- Task -
The data must be returned in full and exactly as given.

** Start Material for the task **

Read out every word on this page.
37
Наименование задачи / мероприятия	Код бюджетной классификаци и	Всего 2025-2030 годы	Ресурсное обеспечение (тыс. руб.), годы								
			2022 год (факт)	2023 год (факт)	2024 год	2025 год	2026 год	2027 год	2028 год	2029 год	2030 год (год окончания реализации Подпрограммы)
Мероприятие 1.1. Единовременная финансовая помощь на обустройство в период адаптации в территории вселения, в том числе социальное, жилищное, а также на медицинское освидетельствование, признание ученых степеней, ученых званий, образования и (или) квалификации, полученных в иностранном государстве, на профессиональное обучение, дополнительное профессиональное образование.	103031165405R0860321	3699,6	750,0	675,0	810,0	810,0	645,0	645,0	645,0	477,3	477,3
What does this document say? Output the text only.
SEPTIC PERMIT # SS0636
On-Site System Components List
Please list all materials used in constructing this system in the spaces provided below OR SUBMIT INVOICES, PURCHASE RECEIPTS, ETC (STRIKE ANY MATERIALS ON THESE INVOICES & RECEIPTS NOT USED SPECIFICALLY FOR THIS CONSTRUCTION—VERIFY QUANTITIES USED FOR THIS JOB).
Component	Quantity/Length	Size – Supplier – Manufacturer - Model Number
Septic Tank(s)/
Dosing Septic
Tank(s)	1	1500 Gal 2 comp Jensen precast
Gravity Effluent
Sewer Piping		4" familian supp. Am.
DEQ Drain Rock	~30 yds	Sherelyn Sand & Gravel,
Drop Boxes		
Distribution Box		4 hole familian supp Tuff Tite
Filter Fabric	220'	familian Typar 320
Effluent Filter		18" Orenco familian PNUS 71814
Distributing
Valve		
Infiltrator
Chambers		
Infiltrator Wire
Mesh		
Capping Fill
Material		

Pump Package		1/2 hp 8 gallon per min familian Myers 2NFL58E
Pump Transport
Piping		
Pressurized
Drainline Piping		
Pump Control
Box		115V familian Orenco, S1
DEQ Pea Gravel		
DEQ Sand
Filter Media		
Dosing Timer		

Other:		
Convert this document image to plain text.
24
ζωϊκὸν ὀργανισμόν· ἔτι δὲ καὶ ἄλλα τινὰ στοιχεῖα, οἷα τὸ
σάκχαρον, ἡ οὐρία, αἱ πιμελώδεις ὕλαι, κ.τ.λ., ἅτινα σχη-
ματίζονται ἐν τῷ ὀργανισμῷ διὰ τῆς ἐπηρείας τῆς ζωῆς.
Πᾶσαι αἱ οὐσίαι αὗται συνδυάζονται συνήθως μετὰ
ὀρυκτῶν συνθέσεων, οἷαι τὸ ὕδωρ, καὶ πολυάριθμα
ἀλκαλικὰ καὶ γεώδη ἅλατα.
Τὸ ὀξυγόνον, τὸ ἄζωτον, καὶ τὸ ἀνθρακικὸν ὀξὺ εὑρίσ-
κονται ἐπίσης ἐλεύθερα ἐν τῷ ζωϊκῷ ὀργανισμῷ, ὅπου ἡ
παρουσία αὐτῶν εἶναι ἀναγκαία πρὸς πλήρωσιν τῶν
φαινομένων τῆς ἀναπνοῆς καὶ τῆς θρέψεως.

** End Material for the task **

- Result below -
Read out every word on this page.
37
Наименование задачи / мероприятия	Код бюджетной классификаци и	Всего 2025-2030 годы	Ресурсное обеспечение (тыс. руб.), годы								
			2022 год (факт)	2023 год (факт)	2024 год	2025 год	2026 год	2027 год	2028 год	2029 год	2030 год (год окончания реализации Подпрограммы)
Мероприятие 1.1. Единовременная финансовая помощь на обустройство в период адаптации в территории вселения, в том числе социальное, жилищное, а также на медицинское освидетельствование, признание ученых степеней, ученых званий, образования и (или) квалификации, полученных в иностранном государстве, на профессиональное обучение, дополнительное профессиональное образование.	103031165405R0860321	3699,6	750,0	675,0	810,0	810,0	645,0	645,0	645,0	477,3	477,3
What does this document say? Output the text only.
SEPTIC PERMIT # SS0636
On-Site System Components List
Please list all materials used in constructing this system in the spaces provided below OR SUBMIT INVOICES, PURCHASE RECEIPTS, ETC (STRIKE ANY MATERIALS ON THESE INVOICES & RECEIPTS NOT USED SPECIFICALLY FOR THIS CONSTRUCTION—VERIFY QUANTITIES USED FOR THIS JOB).
Component	Quantity/Length	Size – Supplier – Manufacturer - Model Number
Septic Tank(s)/
Dosing Septic
Tank(s)	1	1500 Gal 2 comp Jensen precast
Gravity Effluent
Sewer Piping		4" familian supp. Am.
DEQ Drain Rock	~30 yds	Sherelyn Sand & Gravel,
Drop Boxes		
Distribution Box		4 hole familian supp Tuff Tite
Filter Fabric	220'	familian Typar 320
Effluent Filter		18" Orenco familian PNUS 71814
Distributing
Valve		
Infiltrator
Chambers		
Infiltrator Wire
Mesh		
Capping Fill
Material		

Pump Package		1/2 hp 8 gallon per min familian Myers 2NFL58E
Pump Transport
Piping		
Pressurized
Drainline Piping		
Pump Control
Box		115V familian Orenco, S1
DEQ Pea Gravel		
DEQ Sand
Filter Media		
Dosing Timer		

Other:		
Convert this document image to plain text.
24
ζωϊκὸν ὀργανισμόν· ἔτι δὲ καὶ ἄλλα τινὰ στοιχεῖα, οἷα τὸ
σάκχαρον, ἡ οὐρία, αἱ πιμελώδεις ὕλαι, κ.τ.λ., ἅτινα σχη-
ματίζονται ἐν τῷ ὀργανισμῷ διὰ τῆς ἐπηρείας τῆς ζωῆς.
Πᾶσαι αἱ οὐσίαι αὗται συνδυάζονται συνήθως μετὰ
ὀρυκτῶν συνθέσεων, οἷαι τὸ ὕδωρ, καὶ πολυάριθμα
ἀλκαλικὰ καὶ γεώδη ἅλατα.
Τὸ ὀξυγόνον, τὸ ἄζωτον, καὶ τὸ ἀνθρακικὸν ὀξὺ εὑρίσ-
κονται ἐπίσης ἐλεύθερα ἐν τῷ ζωϊκῷ ὀργανισμῷ, ὅπου ἡ
παρουσία αὐτῶν εἶναι ἀναγκαία πρὸς πλήρωσιν τῶν
φαινομένων τῆς ἀναπνοῆς καὶ τῆς θρέψεως.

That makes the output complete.